◆ Exercise details ◆
Return the listing word for word, as given.

— start Records for processing —

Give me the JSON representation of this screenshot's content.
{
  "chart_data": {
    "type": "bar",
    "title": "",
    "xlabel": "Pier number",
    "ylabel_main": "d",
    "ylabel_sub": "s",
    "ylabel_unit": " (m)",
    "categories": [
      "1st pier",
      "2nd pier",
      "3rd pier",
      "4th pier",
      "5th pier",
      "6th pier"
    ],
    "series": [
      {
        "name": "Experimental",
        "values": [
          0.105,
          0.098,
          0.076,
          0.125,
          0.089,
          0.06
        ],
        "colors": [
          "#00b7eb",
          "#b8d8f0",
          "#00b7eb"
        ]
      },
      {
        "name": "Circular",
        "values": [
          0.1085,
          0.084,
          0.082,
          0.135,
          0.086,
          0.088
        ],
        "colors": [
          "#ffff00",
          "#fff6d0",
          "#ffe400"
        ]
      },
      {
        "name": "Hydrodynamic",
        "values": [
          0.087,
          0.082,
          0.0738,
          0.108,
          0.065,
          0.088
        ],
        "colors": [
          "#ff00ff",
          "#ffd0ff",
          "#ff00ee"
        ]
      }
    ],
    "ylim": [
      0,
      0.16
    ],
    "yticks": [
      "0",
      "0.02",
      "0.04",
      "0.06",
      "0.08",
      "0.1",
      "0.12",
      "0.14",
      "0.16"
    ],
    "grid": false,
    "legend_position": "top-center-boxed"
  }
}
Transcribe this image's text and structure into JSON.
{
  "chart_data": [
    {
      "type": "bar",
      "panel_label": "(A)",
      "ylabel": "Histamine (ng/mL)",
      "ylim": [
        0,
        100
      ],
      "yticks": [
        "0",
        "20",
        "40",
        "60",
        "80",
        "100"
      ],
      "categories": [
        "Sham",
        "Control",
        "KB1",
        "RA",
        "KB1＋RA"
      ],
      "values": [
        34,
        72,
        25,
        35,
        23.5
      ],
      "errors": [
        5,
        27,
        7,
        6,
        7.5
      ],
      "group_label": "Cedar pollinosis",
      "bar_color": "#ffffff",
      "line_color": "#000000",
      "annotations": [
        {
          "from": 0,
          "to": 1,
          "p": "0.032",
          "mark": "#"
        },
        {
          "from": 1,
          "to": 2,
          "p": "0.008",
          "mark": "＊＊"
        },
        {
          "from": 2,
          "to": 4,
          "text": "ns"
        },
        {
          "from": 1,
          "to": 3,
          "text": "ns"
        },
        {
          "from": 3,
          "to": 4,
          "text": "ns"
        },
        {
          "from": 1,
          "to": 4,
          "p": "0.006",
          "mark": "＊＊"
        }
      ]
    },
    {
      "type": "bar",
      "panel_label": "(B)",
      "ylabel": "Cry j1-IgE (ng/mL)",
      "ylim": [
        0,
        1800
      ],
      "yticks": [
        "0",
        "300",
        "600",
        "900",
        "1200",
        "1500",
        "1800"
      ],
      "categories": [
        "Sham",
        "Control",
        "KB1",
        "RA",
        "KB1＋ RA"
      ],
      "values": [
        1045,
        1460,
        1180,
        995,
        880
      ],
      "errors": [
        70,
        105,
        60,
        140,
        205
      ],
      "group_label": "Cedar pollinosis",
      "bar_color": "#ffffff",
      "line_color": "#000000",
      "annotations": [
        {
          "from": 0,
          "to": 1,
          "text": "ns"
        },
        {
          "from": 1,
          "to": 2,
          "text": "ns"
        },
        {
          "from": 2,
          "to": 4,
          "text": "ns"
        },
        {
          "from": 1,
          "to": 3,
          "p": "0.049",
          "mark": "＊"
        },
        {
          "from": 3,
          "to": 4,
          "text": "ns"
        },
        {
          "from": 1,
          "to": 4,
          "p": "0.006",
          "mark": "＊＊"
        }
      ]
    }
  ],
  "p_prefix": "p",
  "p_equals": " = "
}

— end Records for processing —

◆ Reply to the task ◆
Give me the JSON representation of this screenshot's content.
{
  "chart_data": {
    "type": "bar",
    "title": "",
    "xlabel": "Pier number",
    "ylabel_main": "d",
    "ylabel_sub": "s",
    "ylabel_unit": " (m)",
    "categories": [
      "1st pier",
      "2nd pier",
      "3rd pier",
      "4th pier",
      "5th pier",
      "6th pier"
    ],
    "series": [
      {
        "name": "Experimental",
        "values": [
          0.105,
          0.098,
          0.076,
          0.125,
          0.089,
          0.06
        ],
        "colors": [
          "#00b7eb",
          "#b8d8f0",
          "#00b7eb"
        ]
      },
      {
        "name": "Circular",
        "values": [
          0.1085,
          0.084,
          0.082,
          0.135,
          0.086,
          0.088
        ],
        "colors": [
          "#ffff00",
          "#fff6d0",
          "#ffe400"
        ]
      },
      {
        "name": "Hydrodynamic",
        "values": [
          0.087,
          0.082,
          0.0738,
          0.108,
          0.065,
          0.088
        ],
        "colors": [
          "#ff00ff",
          "#ffd0ff",
          "#ff00ee"
        ]
      }
    ],
    "ylim": [
      0,
      0.16
    ],
    "yticks": [
      "0",
      "0.02",
      "0.04",
      "0.06",
      "0.08",
      "0.1",
      "0.12",
      "0.14",
      "0.16"
    ],
    "grid": false,
    "legend_position": "top-center-boxed"
  }
}
Transcribe this image's text and structure into JSON.
{
  "chart_data": [
    {
      "type": "bar",
      "panel_label": "(A)",
      "ylabel": "Histamine (ng/mL)",
      "ylim": [
        0,
        100
      ],
      "yticks": [
        "0",
        "20",
        "40",
        "60",
        "80",
        "100"
      ],
      "categories": [
        "Sham",
        "Control",
        "KB1",
        "RA",
        "KB1＋RA"
      ],
      "values": [
        34,
        72,
        25,
        35,
        23.5
      ],
      "errors": [
        5,
        27,
        7,
        6,
        7.5
      ],
      "group_label": "Cedar pollinosis",
      "bar_color": "#ffffff",
      "line_color": "#000000",
      "annotations": [
        {
          "from": 0,
          "to": 1,
          "p": "0.032",
          "mark": "#"
        },
        {
          "from": 1,
          "to": 2,
          "p": "0.008",
          "mark": "＊＊"
        },
        {
          "from": 2,
          "to": 4,
          "text": "ns"
        },
        {
          "from": 1,
          "to": 3,
          "text": "ns"
        },
        {
          "from": 3,
          "to": 4,
          "text": "ns"
        },
        {
          "from": 1,
          "to": 4,
          "p": "0.006",
          "mark": "＊＊"
        }
      ]
    },
    {
      "type": "bar",
      "panel_label": "(B)",
      "ylabel": "Cry j1-IgE (ng/mL)",
      "ylim": [
        0,
        1800
      ],
      "yticks": [
        "0",
        "300",
        "600",
        "900",
        "1200",
        "1500",
        "1800"
      ],
      "categories": [
        "Sham",
        "Control",
        "KB1",
        "RA",
        "KB1＋ RA"
      ],
      "values": [
        1045,
        1460,
        1180,
        995,
        880
      ],
      "errors": [
        70,
        105,
        60,
        140,
        205
      ],
      "group_label": "Cedar pollinosis",
      "bar_color": "#ffffff",
      "line_color": "#000000",
      "annotations": [
        {
          "from": 0,
          "to": 1,
          "text": "ns"
        },
        {
          "from": 1,
          "to": 2,
          "text": "ns"
        },
        {
          "from": 2,
          "to": 4,
          "text": "ns"
        },
        {
          "from": 1,
          "to": 3,
          "p": "0.049",
          "mark": "＊"
        },
        {
          "from": 3,
          "to": 4,
          "text": "ns"
        },
        {
          "from": 1,
          "to": 4,
          "p": "0.006",
          "mark": "＊＊"
        }
      ]
    }
  ],
  "p_prefix": "p",
  "p_equals": " = "
}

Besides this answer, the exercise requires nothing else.